Pull each line holding the word "being" from the data.

[Start of Provided data]

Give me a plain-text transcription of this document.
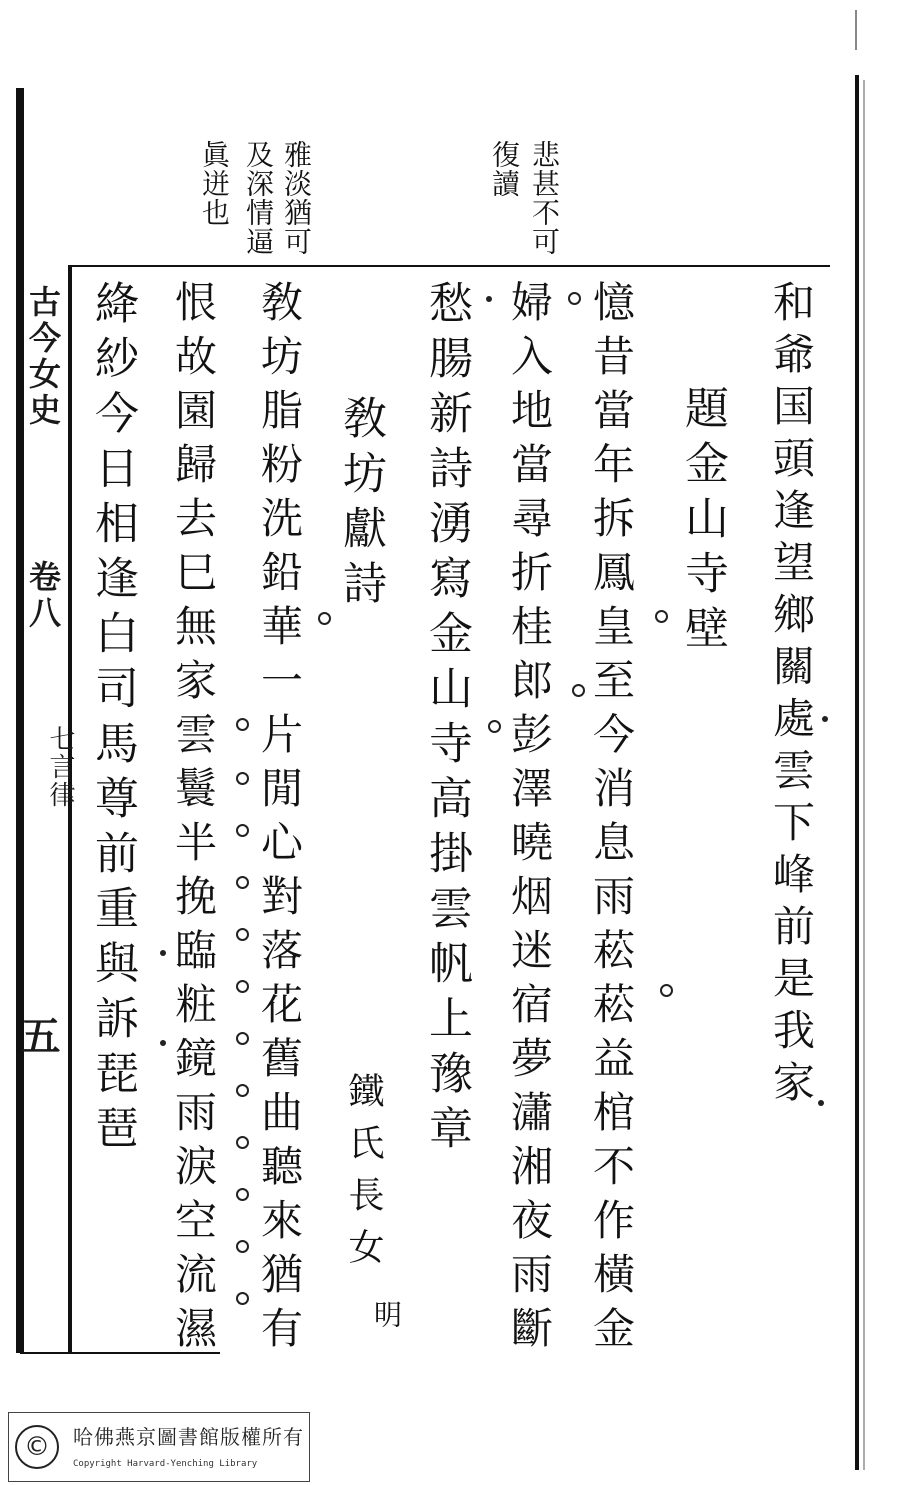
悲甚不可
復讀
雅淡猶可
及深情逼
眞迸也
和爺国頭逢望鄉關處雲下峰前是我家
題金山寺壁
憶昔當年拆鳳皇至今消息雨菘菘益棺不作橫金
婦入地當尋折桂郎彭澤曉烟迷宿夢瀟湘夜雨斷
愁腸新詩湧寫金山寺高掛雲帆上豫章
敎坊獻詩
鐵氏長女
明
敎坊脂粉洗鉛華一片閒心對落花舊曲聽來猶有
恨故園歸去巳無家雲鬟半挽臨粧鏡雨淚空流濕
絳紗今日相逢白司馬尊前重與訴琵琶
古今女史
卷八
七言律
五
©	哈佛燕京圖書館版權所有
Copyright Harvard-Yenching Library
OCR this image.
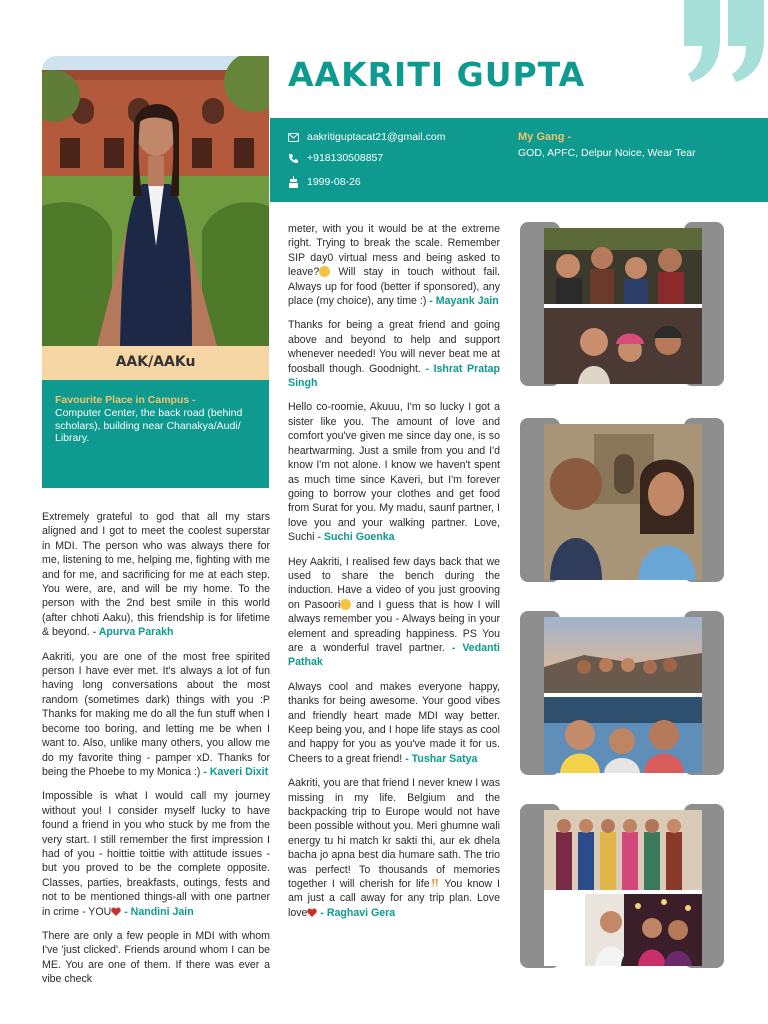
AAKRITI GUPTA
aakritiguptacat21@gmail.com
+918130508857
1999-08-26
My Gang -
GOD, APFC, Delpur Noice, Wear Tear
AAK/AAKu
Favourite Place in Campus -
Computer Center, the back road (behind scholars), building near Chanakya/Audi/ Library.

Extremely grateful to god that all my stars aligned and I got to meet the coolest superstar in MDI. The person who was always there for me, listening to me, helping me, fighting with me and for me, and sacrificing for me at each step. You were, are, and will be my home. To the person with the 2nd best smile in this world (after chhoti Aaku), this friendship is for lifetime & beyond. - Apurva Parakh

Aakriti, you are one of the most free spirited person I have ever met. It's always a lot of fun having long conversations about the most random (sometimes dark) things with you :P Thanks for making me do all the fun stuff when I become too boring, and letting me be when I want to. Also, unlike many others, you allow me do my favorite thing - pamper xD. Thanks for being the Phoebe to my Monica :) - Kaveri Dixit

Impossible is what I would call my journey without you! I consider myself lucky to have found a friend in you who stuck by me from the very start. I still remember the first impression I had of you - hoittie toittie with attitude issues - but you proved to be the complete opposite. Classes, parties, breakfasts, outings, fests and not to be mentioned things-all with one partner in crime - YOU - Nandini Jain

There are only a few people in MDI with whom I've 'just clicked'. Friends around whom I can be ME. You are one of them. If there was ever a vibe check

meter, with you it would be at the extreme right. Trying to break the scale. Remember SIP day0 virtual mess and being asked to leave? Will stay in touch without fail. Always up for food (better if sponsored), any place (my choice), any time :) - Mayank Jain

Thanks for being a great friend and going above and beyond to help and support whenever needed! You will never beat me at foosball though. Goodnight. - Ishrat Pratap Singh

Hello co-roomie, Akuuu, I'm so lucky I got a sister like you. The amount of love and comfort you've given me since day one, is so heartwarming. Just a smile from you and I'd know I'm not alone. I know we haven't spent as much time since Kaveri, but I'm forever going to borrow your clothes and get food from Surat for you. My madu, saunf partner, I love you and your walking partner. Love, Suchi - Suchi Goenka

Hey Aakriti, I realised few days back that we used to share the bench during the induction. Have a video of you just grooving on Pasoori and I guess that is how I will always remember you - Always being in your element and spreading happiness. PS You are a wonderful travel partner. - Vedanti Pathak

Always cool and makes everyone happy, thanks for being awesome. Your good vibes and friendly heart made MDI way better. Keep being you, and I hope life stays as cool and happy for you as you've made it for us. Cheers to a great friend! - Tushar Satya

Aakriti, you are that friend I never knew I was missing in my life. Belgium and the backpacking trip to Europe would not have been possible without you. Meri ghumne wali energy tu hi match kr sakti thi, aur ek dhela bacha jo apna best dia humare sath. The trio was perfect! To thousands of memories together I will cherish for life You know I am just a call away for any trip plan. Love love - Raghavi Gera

[End of Provided data]

> _Solution to this task_:
Aakriti, you are one of the most free spirited person I have ever met. It's always a lot of fun having long conversations about the most random (sometimes dark) things with you :P Thanks for making me do all the fun stuff when I become too boring, and letting me be when I want to. Also, unlike many others, you allow me do my favorite thing - pamper xD. Thanks for being the Phoebe to my Monica :) - Kaveri Dixit
meter, with you it would be at the extreme right. Trying to break the scale. Remember SIP day0 virtual mess and being asked to leave? Will stay in touch without fail. Always up for food (better if sponsored), any place (my choice), any time :) - Mayank Jain
Thanks for being a great friend and going above and beyond to help and support whenever needed! You will never beat me at foosball though. Goodnight. - Ishrat Pratap Singh
Hey Aakriti, I realised few days back that we used to share the bench during the induction. Have a video of you just grooving on Pasoori and I guess that is how I will always remember you - Always being in your element and spreading happiness. PS You are a wonderful travel partner. - Vedanti Pathak
Always cool and makes everyone happy, thanks for being awesome. Your good vibes and friendly heart made MDI way better. Keep being you, and I hope life stays as cool and happy for you as you've made it for us. Cheers to a great friend! - Tushar Satya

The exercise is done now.